Exercise brief
Locate each line holding the string "name" and copy it.

(Records from a data collection)

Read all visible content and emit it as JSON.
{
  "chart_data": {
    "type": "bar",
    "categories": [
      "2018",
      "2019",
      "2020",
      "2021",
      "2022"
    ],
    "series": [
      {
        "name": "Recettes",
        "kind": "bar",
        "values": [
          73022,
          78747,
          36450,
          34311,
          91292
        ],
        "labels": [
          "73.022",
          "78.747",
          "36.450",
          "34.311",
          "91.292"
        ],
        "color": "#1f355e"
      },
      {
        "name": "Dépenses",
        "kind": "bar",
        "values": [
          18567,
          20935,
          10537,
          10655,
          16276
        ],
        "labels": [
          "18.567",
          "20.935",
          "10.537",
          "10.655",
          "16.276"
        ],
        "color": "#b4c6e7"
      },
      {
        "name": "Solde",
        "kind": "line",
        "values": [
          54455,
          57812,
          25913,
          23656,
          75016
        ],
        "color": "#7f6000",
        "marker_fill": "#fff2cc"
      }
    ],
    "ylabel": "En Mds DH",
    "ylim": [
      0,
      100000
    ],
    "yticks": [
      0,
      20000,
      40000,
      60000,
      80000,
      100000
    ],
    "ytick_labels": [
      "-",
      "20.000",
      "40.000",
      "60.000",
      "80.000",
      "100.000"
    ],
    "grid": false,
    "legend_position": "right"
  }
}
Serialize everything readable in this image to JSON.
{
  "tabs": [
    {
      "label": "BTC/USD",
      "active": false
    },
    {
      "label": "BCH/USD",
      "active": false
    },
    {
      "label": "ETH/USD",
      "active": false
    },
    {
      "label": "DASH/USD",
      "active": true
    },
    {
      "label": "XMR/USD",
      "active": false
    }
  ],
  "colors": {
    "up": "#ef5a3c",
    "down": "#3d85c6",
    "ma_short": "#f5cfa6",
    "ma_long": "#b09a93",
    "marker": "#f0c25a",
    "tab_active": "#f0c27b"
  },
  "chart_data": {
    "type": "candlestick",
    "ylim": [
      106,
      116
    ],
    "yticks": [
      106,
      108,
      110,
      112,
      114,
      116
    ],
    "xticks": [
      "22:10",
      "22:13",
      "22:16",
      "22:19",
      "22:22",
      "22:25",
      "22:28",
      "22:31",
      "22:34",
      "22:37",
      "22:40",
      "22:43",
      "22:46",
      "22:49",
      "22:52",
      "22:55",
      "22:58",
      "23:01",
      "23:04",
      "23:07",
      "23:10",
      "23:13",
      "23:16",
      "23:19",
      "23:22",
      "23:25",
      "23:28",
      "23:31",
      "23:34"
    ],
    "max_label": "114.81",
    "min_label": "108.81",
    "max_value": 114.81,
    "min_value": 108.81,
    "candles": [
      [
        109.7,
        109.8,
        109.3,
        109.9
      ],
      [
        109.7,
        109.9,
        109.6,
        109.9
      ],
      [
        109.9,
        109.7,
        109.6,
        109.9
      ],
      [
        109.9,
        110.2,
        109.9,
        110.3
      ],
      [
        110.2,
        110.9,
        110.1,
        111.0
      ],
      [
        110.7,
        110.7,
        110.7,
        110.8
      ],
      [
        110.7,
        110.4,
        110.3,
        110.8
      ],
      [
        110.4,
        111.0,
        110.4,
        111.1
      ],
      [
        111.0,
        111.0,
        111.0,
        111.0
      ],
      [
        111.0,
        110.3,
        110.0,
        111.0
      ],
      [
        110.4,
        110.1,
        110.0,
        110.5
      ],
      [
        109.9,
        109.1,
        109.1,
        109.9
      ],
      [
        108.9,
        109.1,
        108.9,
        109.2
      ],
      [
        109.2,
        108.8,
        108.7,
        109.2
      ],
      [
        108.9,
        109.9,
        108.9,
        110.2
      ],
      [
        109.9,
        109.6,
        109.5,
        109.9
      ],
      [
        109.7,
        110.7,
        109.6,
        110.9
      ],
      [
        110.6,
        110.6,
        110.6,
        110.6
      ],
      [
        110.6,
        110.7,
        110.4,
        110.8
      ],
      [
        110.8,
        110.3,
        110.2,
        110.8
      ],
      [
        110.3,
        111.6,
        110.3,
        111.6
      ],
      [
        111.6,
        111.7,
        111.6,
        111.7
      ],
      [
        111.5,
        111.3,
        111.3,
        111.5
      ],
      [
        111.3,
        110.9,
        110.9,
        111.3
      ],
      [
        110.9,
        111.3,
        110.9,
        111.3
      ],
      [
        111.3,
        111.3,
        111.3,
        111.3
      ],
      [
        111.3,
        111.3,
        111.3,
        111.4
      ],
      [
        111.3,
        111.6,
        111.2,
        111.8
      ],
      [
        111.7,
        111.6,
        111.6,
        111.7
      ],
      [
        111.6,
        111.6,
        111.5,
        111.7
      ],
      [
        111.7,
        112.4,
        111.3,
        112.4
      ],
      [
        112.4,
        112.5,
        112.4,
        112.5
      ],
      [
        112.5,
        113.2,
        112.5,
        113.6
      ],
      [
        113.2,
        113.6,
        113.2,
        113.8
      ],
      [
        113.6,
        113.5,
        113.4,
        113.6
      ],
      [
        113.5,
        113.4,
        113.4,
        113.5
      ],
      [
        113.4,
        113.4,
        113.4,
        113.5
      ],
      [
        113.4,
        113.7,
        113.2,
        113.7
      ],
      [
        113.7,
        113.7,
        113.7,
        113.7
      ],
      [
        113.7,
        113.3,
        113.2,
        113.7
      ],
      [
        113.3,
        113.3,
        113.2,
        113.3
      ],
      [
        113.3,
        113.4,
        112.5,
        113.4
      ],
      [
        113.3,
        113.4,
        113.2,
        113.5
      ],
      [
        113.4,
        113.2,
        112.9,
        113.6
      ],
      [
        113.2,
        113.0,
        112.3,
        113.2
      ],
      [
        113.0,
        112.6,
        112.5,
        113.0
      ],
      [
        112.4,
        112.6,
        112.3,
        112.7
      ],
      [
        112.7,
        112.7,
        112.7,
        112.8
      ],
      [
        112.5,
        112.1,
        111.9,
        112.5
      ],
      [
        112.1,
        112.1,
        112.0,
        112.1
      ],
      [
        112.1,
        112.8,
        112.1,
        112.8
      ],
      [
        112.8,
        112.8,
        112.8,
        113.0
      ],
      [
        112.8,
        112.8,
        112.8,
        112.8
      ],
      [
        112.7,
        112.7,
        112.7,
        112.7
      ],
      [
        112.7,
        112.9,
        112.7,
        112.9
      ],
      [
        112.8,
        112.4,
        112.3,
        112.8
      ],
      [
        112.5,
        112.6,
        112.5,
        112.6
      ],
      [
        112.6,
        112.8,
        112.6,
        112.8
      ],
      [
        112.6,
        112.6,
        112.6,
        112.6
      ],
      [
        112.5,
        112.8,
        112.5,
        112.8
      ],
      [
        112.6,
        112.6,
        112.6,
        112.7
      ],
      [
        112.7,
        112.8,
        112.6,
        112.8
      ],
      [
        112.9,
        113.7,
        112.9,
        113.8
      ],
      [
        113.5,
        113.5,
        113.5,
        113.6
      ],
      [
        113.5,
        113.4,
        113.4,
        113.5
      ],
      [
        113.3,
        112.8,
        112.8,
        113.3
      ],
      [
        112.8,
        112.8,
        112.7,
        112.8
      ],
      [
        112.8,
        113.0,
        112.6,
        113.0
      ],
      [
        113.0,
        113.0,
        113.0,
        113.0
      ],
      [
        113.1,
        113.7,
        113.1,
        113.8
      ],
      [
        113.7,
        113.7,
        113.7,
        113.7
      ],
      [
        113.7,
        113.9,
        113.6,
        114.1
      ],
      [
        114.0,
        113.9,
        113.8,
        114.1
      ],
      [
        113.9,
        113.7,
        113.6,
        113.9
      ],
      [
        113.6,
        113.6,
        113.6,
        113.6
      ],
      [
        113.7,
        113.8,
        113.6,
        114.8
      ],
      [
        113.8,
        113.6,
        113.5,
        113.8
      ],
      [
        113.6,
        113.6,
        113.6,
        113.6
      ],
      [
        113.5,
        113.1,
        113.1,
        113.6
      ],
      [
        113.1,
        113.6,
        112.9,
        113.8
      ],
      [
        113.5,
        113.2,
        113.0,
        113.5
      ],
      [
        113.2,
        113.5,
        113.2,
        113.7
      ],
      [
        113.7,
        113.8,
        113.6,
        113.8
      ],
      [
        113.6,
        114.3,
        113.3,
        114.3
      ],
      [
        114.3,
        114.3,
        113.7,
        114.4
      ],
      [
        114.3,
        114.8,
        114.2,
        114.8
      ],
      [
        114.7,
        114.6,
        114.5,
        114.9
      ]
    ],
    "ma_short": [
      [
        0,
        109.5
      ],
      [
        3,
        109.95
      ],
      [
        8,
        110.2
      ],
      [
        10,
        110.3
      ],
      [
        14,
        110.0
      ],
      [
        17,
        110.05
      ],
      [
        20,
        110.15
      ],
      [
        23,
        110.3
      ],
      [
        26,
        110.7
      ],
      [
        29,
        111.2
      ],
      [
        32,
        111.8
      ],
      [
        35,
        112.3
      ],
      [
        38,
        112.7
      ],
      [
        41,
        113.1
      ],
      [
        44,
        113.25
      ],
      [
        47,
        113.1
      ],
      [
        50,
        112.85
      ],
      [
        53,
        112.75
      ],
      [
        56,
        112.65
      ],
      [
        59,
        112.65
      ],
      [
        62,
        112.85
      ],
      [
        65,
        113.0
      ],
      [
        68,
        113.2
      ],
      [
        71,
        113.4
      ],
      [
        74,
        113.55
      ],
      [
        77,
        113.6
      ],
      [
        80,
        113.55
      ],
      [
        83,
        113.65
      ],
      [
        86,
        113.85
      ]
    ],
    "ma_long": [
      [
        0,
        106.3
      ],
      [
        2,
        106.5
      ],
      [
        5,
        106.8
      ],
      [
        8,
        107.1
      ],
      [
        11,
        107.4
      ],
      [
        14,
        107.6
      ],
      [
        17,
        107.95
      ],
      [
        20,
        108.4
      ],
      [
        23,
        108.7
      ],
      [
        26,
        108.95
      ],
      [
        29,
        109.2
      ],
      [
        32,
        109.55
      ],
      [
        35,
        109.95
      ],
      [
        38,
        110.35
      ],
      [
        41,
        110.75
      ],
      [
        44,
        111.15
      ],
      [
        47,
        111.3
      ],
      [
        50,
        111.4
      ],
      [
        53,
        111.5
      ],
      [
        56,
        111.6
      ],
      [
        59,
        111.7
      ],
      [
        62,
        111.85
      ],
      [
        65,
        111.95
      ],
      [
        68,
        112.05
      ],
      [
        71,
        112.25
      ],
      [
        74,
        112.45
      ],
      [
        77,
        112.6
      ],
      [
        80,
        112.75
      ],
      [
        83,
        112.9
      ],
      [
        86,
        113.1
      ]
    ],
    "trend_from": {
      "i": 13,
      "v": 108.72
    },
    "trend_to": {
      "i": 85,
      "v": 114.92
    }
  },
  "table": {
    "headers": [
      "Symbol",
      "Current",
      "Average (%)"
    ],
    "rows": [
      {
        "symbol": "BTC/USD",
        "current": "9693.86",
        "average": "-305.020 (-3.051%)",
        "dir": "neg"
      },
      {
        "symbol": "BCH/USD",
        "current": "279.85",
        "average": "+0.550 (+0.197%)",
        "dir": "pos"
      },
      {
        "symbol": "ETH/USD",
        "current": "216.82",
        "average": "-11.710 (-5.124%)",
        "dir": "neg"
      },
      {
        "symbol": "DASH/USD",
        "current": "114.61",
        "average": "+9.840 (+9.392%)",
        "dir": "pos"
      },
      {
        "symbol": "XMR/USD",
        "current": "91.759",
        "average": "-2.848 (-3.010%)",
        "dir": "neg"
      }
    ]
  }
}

In response
        "name": "Recettes",
        "name": "Dépenses",
        "name": "Solde",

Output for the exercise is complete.